— EXERCISE REQUIREMENTS —
Check every line of the material below for the string "color", and return the ones that have it.

— THE INPUT —
## start
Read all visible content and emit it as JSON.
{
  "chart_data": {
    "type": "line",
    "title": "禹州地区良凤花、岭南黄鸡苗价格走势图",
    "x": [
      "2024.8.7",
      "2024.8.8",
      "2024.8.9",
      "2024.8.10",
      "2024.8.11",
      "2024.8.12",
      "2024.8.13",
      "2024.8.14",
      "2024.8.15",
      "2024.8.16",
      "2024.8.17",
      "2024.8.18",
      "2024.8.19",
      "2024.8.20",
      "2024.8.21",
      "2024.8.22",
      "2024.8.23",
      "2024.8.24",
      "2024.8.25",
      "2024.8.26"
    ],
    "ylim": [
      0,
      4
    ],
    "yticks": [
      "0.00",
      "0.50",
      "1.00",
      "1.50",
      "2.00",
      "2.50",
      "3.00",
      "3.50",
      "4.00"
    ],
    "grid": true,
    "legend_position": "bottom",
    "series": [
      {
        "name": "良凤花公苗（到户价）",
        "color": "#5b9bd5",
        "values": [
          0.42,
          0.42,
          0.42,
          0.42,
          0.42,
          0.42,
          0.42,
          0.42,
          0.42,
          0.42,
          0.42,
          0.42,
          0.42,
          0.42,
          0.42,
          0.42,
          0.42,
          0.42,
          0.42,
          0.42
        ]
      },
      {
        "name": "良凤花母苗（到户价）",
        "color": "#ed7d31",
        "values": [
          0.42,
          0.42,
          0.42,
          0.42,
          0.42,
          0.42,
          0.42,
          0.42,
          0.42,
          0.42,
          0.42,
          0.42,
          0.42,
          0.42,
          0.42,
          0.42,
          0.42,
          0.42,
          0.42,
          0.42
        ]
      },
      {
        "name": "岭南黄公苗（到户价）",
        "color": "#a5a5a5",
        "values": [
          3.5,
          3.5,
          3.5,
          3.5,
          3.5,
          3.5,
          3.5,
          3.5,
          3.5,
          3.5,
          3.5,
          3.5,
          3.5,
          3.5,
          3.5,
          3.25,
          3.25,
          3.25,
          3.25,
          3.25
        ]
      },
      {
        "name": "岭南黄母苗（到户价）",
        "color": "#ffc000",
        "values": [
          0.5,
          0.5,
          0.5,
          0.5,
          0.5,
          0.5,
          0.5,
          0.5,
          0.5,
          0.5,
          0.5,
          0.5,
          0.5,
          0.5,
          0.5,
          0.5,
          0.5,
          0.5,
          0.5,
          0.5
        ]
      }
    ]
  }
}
## end
— FINAL ANSWER —
        "color": "#5b9bd5",
        "color": "#ed7d31",
        "color": "#a5a5a5",
        "color": "#ffc000",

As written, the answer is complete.